-- START OF DATA FOR PROCESSING --

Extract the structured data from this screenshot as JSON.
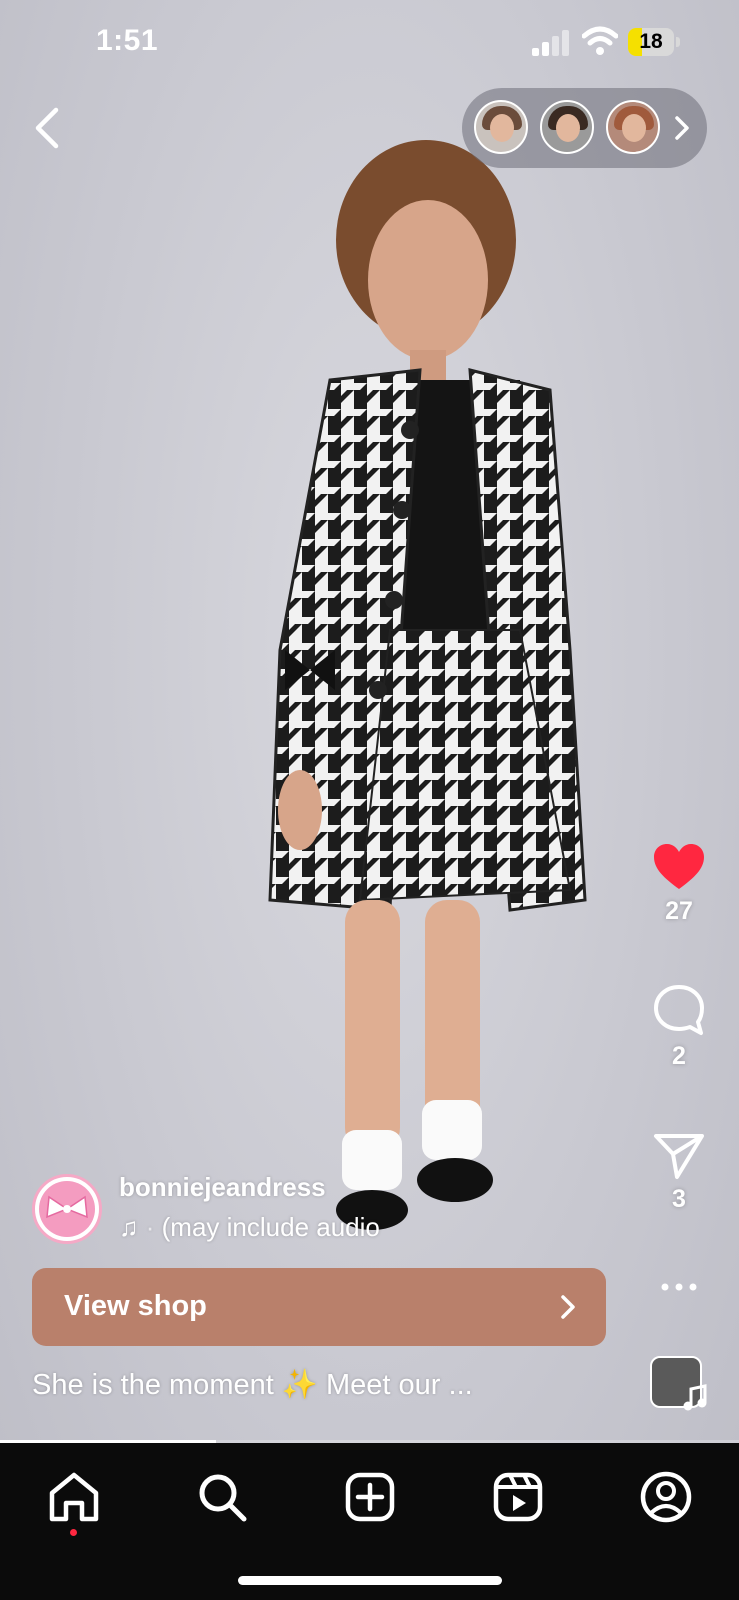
{
  "status": {
    "time": "1:51",
    "battery": "18"
  },
  "nav_top": {
    "back_icon": "chevron-left-icon"
  },
  "post": {
    "author": "bonniejeandress",
    "audio_prefix": "♫",
    "audio_text": "(may include audio",
    "shop_label": "View shop",
    "caption": "She is the moment ✨  Meet our ..."
  },
  "actions": {
    "likes": "27",
    "comments": "2",
    "shares": "3"
  },
  "colors": {
    "like": "#ff2740",
    "shop_button": "#b9806b",
    "nav_bg": "#0b0b0b"
  },
  "bottom_nav": [
    "home-icon",
    "search-icon",
    "create-icon",
    "reels-icon",
    "profile-icon"
  ]
}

-- END OF DATA FOR PROCESSING --

OBJECTIVE: Your task is to copy the entries in full and exactly, without any images.

RESULT BELOW:
Extract the structured data from this screenshot as JSON.
{
  "status": {
    "time": "1:51",
    "battery": "18"
  },
  "nav_top": {
    "back_icon": "chevron-left-icon"
  },
  "post": {
    "author": "bonniejeandress",
    "audio_prefix": "♫",
    "audio_text": "(may include audio",
    "shop_label": "View shop",
    "caption": "She is the moment ✨  Meet our ..."
  },
  "actions": {
    "likes": "27",
    "comments": "2",
    "shares": "3"
  },
  "colors": {
    "like": "#ff2740",
    "shop_button": "#b9806b",
    "nav_bg": "#0b0b0b"
  },
  "bottom_nav": [
    "home-icon",
    "search-icon",
    "create-icon",
    "reels-icon",
    "profile-icon"
  ]
}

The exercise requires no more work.